(Extracted records)
_ _ _ _
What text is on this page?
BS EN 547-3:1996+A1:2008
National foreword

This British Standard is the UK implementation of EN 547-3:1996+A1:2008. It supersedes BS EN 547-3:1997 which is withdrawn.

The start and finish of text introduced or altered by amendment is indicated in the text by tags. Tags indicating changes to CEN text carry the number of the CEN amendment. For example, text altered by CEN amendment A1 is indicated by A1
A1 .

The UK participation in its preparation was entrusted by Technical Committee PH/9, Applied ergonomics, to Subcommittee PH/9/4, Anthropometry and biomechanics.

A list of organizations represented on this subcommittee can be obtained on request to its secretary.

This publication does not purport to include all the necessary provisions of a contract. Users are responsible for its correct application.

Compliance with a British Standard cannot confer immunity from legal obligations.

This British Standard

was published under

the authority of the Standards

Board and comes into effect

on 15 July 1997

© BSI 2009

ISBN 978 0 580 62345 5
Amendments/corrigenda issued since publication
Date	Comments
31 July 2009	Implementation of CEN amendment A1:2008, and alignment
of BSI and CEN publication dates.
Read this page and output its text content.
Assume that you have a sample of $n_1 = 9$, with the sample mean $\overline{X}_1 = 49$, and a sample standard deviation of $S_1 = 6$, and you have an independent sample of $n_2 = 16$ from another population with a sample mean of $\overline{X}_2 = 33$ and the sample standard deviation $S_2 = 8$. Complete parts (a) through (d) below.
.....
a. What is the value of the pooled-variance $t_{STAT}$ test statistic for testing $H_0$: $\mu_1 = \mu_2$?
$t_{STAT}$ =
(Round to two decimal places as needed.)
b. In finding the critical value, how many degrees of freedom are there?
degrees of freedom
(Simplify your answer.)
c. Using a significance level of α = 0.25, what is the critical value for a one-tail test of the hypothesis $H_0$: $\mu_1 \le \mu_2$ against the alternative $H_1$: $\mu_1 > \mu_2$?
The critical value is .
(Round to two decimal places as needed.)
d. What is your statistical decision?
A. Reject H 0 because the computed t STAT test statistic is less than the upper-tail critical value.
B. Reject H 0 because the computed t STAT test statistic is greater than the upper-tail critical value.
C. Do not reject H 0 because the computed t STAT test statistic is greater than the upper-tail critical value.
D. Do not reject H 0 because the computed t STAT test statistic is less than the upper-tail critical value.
_ _ _ _
# SHORT PROBLEM
All of the data shown above must be copied exactly.

# WRITTEN ANSWER
What text is on this page?
BS EN 547-3:1996+A1:2008
National foreword

This British Standard is the UK implementation of EN 547-3:1996+A1:2008. It supersedes BS EN 547-3:1997 which is withdrawn.

The start and finish of text introduced or altered by amendment is indicated in the text by tags. Tags indicating changes to CEN text carry the number of the CEN amendment. For example, text altered by CEN amendment A1 is indicated by A1
A1 .

The UK participation in its preparation was entrusted by Technical Committee PH/9, Applied ergonomics, to Subcommittee PH/9/4, Anthropometry and biomechanics.

A list of organizations represented on this subcommittee can be obtained on request to its secretary.

This publication does not purport to include all the necessary provisions of a contract. Users are responsible for its correct application.

Compliance with a British Standard cannot confer immunity from legal obligations.

This British Standard

was published under

the authority of the Standards

Board and comes into effect

on 15 July 1997

© BSI 2009

ISBN 978 0 580 62345 5
Amendments/corrigenda issued since publication
Date	Comments
31 July 2009	Implementation of CEN amendment A1:2008, and alignment
of BSI and CEN publication dates.
Read this page and output its text content.
Assume that you have a sample of $n_1 = 9$, with the sample mean $\overline{X}_1 = 49$, and a sample standard deviation of $S_1 = 6$, and you have an independent sample of $n_2 = 16$ from another population with a sample mean of $\overline{X}_2 = 33$ and the sample standard deviation $S_2 = 8$. Complete parts (a) through (d) below.
.....
a. What is the value of the pooled-variance $t_{STAT}$ test statistic for testing $H_0$: $\mu_1 = \mu_2$?
$t_{STAT}$ =
(Round to two decimal places as needed.)
b. In finding the critical value, how many degrees of freedom are there?
degrees of freedom
(Simplify your answer.)
c. Using a significance level of α = 0.25, what is the critical value for a one-tail test of the hypothesis $H_0$: $\mu_1 \le \mu_2$ against the alternative $H_1$: $\mu_1 > \mu_2$?
The critical value is .
(Round to two decimal places as needed.)
d. What is your statistical decision?
A. Reject H 0 because the computed t STAT test statistic is less than the upper-tail critical value.
B. Reject H 0 because the computed t STAT test statistic is greater than the upper-tail critical value.
C. Do not reject H 0 because the computed t STAT test statistic is greater than the upper-tail critical value.
D. Do not reject H 0 because the computed t STAT test statistic is less than the upper-tail critical value.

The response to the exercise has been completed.